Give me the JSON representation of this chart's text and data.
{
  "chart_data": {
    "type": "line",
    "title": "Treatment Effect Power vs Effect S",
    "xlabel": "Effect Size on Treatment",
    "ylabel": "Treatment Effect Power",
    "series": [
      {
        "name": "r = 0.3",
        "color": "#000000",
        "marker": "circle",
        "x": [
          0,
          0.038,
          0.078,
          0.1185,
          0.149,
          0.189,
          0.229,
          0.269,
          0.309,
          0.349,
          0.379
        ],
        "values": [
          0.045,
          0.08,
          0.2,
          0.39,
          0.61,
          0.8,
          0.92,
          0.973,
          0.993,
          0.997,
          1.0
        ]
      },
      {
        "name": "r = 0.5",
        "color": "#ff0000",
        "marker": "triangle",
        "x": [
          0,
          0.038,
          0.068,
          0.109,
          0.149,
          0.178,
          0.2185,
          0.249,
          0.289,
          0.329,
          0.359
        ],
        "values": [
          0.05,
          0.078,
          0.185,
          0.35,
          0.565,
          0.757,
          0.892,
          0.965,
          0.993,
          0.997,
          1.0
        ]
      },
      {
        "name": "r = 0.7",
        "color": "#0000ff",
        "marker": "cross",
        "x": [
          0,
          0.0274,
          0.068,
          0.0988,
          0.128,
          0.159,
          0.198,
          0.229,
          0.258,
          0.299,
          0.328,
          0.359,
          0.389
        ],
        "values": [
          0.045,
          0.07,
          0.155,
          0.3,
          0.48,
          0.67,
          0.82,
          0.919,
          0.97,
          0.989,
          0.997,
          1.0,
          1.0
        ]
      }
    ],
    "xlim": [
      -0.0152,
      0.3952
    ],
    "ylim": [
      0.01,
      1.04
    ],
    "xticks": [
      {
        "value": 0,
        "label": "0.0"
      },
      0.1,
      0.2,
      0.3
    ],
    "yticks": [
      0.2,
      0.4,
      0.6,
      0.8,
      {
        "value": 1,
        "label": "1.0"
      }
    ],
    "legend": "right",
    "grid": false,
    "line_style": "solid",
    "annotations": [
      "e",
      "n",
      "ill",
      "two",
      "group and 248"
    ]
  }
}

------------------------------

> **Instructions for the task**:
Return every entry verbatim.

> **Complete answer**:
Give me the JSON representation of this chart's text and data.
{
  "chart_data": {
    "type": "line",
    "title": "Treatment Effect Power vs Effect S",
    "xlabel": "Effect Size on Treatment",
    "ylabel": "Treatment Effect Power",
    "series": [
      {
        "name": "r = 0.3",
        "color": "#000000",
        "marker": "circle",
        "x": [
          0,
          0.038,
          0.078,
          0.1185,
          0.149,
          0.189,
          0.229,
          0.269,
          0.309,
          0.349,
          0.379
        ],
        "values": [
          0.045,
          0.08,
          0.2,
          0.39,
          0.61,
          0.8,
          0.92,
          0.973,
          0.993,
          0.997,
          1.0
        ]
      },
      {
        "name": "r = 0.5",
        "color": "#ff0000",
        "marker": "triangle",
        "x": [
          0,
          0.038,
          0.068,
          0.109,
          0.149,
          0.178,
          0.2185,
          0.249,
          0.289,
          0.329,
          0.359
        ],
        "values": [
          0.05,
          0.078,
          0.185,
          0.35,
          0.565,
          0.757,
          0.892,
          0.965,
          0.993,
          0.997,
          1.0
        ]
      },
      {
        "name": "r = 0.7",
        "color": "#0000ff",
        "marker": "cross",
        "x": [
          0,
          0.0274,
          0.068,
          0.0988,
          0.128,
          0.159,
          0.198,
          0.229,
          0.258,
          0.299,
          0.328,
          0.359,
          0.389
        ],
        "values": [
          0.045,
          0.07,
          0.155,
          0.3,
          0.48,
          0.67,
          0.82,
          0.919,
          0.97,
          0.989,
          0.997,
          1.0,
          1.0
        ]
      }
    ],
    "xlim": [
      -0.0152,
      0.3952
    ],
    "ylim": [
      0.01,
      1.04
    ],
    "xticks": [
      {
        "value": 0,
        "label": "0.0"
      },
      0.1,
      0.2,
      0.3
    ],
    "yticks": [
      0.2,
      0.4,
      0.6,
      0.8,
      {
        "value": 1,
        "label": "1.0"
      }
    ],
    "legend": "right",
    "grid": false,
    "line_style": "solid",
    "annotations": [
      "e",
      "n",
      "ill",
      "two",
      "group and 248"
    ]
  }
}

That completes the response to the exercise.